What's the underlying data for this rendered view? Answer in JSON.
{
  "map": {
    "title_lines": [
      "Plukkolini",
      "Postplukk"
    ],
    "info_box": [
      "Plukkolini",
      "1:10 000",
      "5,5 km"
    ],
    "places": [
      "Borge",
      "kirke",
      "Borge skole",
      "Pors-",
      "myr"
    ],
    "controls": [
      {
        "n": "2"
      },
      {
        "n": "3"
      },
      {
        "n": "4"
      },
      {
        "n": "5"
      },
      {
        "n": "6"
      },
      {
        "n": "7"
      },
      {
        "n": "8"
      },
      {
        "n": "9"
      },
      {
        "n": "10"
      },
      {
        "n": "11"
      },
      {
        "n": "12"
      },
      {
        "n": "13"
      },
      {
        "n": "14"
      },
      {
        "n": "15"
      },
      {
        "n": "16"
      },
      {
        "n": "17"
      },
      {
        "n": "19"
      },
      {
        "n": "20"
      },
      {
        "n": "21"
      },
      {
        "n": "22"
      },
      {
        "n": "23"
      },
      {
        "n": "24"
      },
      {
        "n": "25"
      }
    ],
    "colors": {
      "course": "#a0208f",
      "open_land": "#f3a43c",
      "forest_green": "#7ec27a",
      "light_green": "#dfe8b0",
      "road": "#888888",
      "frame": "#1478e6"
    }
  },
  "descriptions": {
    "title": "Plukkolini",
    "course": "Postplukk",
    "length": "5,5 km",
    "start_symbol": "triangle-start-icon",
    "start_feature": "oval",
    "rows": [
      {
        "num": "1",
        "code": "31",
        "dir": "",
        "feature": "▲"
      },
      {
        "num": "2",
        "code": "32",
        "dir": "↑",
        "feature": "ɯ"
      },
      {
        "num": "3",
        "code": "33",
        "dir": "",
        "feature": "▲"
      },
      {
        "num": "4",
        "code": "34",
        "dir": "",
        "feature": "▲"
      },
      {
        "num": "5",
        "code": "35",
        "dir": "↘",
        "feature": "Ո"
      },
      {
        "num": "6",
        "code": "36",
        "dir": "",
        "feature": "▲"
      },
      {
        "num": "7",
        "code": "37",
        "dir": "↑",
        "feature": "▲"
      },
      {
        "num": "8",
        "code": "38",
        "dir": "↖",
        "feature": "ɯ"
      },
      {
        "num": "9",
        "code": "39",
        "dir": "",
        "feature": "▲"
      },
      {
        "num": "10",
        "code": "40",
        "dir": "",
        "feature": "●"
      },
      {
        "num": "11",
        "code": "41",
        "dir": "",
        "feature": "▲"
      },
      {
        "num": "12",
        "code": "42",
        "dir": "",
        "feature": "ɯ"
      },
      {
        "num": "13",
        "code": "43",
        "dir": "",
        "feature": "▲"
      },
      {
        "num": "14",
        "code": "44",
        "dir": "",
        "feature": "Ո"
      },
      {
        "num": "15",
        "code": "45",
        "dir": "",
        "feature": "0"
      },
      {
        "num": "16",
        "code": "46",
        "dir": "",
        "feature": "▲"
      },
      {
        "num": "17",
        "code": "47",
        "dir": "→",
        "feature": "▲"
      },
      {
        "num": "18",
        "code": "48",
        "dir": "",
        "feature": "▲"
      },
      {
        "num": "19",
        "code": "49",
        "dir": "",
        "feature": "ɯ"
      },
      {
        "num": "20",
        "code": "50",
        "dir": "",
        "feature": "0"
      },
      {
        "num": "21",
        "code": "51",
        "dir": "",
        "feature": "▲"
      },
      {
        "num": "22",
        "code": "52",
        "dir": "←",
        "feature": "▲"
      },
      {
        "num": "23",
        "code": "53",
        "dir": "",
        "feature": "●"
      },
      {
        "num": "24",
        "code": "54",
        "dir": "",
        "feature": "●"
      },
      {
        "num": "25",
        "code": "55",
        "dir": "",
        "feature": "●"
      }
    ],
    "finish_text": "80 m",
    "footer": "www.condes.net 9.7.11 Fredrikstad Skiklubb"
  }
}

Exercise instructions:
Reproduce each line of the material above precisely.

Result:
What's the underlying data for this rendered view? Answer in JSON.
{
  "map": {
    "title_lines": [
      "Plukkolini",
      "Postplukk"
    ],
    "info_box": [
      "Plukkolini",
      "1:10 000",
      "5,5 km"
    ],
    "places": [
      "Borge",
      "kirke",
      "Borge skole",
      "Pors-",
      "myr"
    ],
    "controls": [
      {
        "n": "2"
      },
      {
        "n": "3"
      },
      {
        "n": "4"
      },
      {
        "n": "5"
      },
      {
        "n": "6"
      },
      {
        "n": "7"
      },
      {
        "n": "8"
      },
      {
        "n": "9"
      },
      {
        "n": "10"
      },
      {
        "n": "11"
      },
      {
        "n": "12"
      },
      {
        "n": "13"
      },
      {
        "n": "14"
      },
      {
        "n": "15"
      },
      {
        "n": "16"
      },
      {
        "n": "17"
      },
      {
        "n": "19"
      },
      {
        "n": "20"
      },
      {
        "n": "21"
      },
      {
        "n": "22"
      },
      {
        "n": "23"
      },
      {
        "n": "24"
      },
      {
        "n": "25"
      }
    ],
    "colors": {
      "course": "#a0208f",
      "open_land": "#f3a43c",
      "forest_green": "#7ec27a",
      "light_green": "#dfe8b0",
      "road": "#888888",
      "frame": "#1478e6"
    }
  },
  "descriptions": {
    "title": "Plukkolini",
    "course": "Postplukk",
    "length": "5,5 km",
    "start_symbol": "triangle-start-icon",
    "start_feature": "oval",
    "rows": [
      {
        "num": "1",
        "code": "31",
        "dir": "",
        "feature": "▲"
      },
      {
        "num": "2",
        "code": "32",
        "dir": "↑",
        "feature": "ɯ"
      },
      {
        "num": "3",
        "code": "33",
        "dir": "",
        "feature": "▲"
      },
      {
        "num": "4",
        "code": "34",
        "dir": "",
        "feature": "▲"
      },
      {
        "num": "5",
        "code": "35",
        "dir": "↘",
        "feature": "Ո"
      },
      {
        "num": "6",
        "code": "36",
        "dir": "",
        "feature": "▲"
      },
      {
        "num": "7",
        "code": "37",
        "dir": "↑",
        "feature": "▲"
      },
      {
        "num": "8",
        "code": "38",
        "dir": "↖",
        "feature": "ɯ"
      },
      {
        "num": "9",
        "code": "39",
        "dir": "",
        "feature": "▲"
      },
      {
        "num": "10",
        "code": "40",
        "dir": "",
        "feature": "●"
      },
      {
        "num": "11",
        "code": "41",
        "dir": "",
        "feature": "▲"
      },
      {
        "num": "12",
        "code": "42",
        "dir": "",
        "feature": "ɯ"
      },
      {
        "num": "13",
        "code": "43",
        "dir": "",
        "feature": "▲"
      },
      {
        "num": "14",
        "code": "44",
        "dir": "",
        "feature": "Ո"
      },
      {
        "num": "15",
        "code": "45",
        "dir": "",
        "feature": "0"
      },
      {
        "num": "16",
        "code": "46",
        "dir": "",
        "feature": "▲"
      },
      {
        "num": "17",
        "code": "47",
        "dir": "→",
        "feature": "▲"
      },
      {
        "num": "18",
        "code": "48",
        "dir": "",
        "feature": "▲"
      },
      {
        "num": "19",
        "code": "49",
        "dir": "",
        "feature": "ɯ"
      },
      {
        "num": "20",
        "code": "50",
        "dir": "",
        "feature": "0"
      },
      {
        "num": "21",
        "code": "51",
        "dir": "",
        "feature": "▲"
      },
      {
        "num": "22",
        "code": "52",
        "dir": "←",
        "feature": "▲"
      },
      {
        "num": "23",
        "code": "53",
        "dir": "",
        "feature": "●"
      },
      {
        "num": "24",
        "code": "54",
        "dir": "",
        "feature": "●"
      },
      {
        "num": "25",
        "code": "55",
        "dir": "",
        "feature": "●"
      }
    ],
    "finish_text": "80 m",
    "footer": "www.condes.net 9.7.11 Fredrikstad Skiklubb"
  }
}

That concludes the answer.